Report, word for word, every line of the material that contains "JSON".

- **Record list**
----------------

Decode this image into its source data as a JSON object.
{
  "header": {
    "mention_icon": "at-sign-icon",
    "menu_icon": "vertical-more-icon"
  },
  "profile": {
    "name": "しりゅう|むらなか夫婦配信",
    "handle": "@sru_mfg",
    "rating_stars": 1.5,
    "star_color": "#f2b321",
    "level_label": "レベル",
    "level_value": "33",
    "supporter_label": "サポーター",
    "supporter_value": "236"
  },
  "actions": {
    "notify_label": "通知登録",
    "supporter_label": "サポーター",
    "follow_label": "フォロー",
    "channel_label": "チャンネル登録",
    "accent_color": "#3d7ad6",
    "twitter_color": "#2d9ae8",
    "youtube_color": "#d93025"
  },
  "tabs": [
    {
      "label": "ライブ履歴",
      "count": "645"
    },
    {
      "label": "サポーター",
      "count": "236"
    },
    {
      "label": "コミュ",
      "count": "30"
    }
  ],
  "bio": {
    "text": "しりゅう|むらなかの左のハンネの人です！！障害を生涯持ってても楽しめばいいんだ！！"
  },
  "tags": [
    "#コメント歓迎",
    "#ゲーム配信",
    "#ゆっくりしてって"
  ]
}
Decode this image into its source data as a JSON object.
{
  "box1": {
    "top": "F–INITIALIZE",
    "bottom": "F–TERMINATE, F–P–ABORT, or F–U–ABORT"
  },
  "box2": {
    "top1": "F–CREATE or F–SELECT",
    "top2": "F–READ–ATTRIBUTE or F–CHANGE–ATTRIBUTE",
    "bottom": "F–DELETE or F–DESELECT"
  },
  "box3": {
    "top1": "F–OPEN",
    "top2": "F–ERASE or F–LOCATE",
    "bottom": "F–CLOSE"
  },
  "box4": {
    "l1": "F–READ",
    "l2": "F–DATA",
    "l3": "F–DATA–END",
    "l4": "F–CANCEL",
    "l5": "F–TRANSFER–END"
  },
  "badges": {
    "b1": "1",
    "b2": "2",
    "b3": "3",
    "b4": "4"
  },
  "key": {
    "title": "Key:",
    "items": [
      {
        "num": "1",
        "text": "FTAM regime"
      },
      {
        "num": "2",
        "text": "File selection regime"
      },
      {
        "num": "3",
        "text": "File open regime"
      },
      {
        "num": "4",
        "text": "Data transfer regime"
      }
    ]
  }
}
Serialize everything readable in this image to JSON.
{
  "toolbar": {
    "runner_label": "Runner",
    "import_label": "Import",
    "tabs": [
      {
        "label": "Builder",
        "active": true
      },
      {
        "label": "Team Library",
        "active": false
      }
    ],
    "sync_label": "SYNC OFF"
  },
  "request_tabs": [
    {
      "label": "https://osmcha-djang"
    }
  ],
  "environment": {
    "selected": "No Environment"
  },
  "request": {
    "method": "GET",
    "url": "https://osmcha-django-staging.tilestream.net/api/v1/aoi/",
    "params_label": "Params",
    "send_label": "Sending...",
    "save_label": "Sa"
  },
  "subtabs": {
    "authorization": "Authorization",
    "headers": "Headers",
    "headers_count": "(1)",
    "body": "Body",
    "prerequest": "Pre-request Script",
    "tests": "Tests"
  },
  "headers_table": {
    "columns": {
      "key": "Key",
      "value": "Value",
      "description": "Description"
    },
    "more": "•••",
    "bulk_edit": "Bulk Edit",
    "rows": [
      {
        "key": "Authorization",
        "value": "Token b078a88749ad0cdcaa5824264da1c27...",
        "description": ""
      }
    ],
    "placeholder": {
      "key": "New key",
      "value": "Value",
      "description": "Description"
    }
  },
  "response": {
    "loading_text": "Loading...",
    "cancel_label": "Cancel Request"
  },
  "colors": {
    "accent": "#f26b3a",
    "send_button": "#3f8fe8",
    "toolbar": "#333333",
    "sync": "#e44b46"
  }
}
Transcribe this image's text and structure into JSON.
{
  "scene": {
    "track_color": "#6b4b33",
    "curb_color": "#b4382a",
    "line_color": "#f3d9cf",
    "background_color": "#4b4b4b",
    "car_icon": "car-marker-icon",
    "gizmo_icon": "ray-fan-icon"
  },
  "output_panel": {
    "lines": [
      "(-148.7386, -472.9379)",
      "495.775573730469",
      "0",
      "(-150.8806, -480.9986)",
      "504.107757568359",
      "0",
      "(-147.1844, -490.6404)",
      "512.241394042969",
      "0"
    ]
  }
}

----------------

- **Solution for this exercise**
Decode this image into its source data as a JSON object.
Decode this image into its source data as a JSON object.
Serialize everything readable in this image to JSON.
Transcribe this image's text and structure into JSON.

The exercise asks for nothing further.